## EXERCISE REQUIREMENTS
In the listing below, locate the lines that hold the string "letter". Copy those lines.
------------------------------
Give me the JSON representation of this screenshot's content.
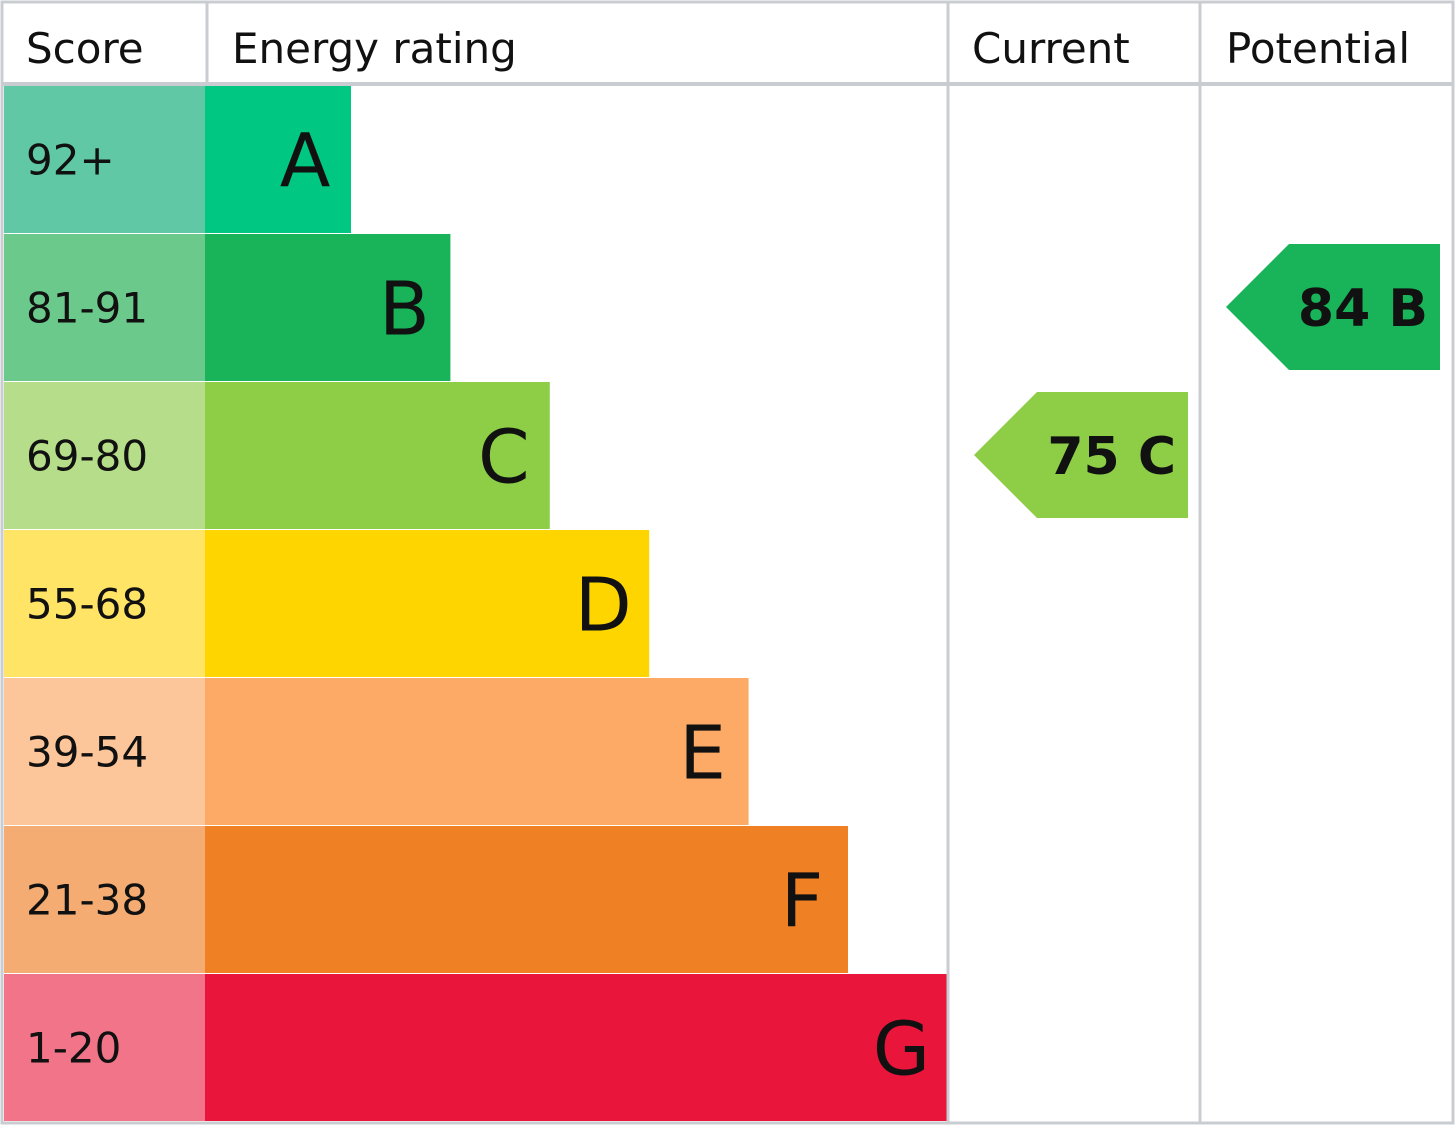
{
  "headers": {
    "score": "Score",
    "energy_rating": "Energy rating",
    "current": "Current",
    "potential": "Potential"
  },
  "chart_data": {
    "type": "bar",
    "categories": [
      "A",
      "B",
      "C",
      "D",
      "E",
      "F",
      "G"
    ],
    "bands": [
      {
        "letter": "A",
        "score": "92+",
        "color": "#00c781",
        "score_bg": "#60c8a4"
      },
      {
        "letter": "B",
        "score": "81-91",
        "color": "#19b459",
        "score_bg": "#6cc98c"
      },
      {
        "letter": "C",
        "score": "69-80",
        "color": "#8dce46",
        "score_bg": "#b6de8a"
      },
      {
        "letter": "D",
        "score": "55-68",
        "color": "#ffd500",
        "score_bg": "#ffe465"
      },
      {
        "letter": "E",
        "score": "39-54",
        "color": "#fcaa65",
        "score_bg": "#fdc69a"
      },
      {
        "letter": "F",
        "score": "21-38",
        "color": "#ef8023",
        "score_bg": "#f4ac72"
      },
      {
        "letter": "G",
        "score": "1-20",
        "color": "#e9153b",
        "score_bg": "#f17489"
      }
    ],
    "current": {
      "value": 75,
      "band": "C",
      "label": "75 C",
      "color": "#8dce46"
    },
    "potential": {
      "value": 84,
      "band": "B",
      "label": "84 B",
      "color": "#19b459"
    }
  }
}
------------------------------
## SOLVED EXERCISE
        "letter": "A",
        "letter": "B",
        "letter": "C",
        "letter": "D",
        "letter": "E",
        "letter": "F",
        "letter": "G",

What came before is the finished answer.